▶ [Do this]:
Filter the records below down to lines containing "Publikationen".

Records from a dataset:

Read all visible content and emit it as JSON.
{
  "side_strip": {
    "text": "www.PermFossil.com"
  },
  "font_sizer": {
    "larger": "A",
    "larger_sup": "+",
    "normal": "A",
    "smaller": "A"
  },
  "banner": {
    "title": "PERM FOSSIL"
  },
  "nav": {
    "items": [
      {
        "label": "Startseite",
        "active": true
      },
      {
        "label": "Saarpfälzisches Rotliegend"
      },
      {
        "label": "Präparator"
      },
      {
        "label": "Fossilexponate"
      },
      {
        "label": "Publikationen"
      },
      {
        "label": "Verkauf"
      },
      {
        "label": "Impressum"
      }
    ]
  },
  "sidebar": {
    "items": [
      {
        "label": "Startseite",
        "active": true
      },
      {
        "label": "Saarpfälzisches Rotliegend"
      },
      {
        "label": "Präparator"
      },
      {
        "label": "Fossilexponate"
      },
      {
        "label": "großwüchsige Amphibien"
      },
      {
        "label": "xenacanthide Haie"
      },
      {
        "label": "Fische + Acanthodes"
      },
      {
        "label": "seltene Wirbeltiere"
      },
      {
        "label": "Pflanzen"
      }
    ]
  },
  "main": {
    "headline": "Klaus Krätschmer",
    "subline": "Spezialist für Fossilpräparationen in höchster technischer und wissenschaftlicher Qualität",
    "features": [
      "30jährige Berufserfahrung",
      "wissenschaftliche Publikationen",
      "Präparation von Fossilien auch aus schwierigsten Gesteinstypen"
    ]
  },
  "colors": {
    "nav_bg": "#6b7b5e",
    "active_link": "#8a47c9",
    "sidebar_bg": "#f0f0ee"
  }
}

▶ [The answer]:
        "label": "Publikationen"
      "wissenschaftliche Publikationen",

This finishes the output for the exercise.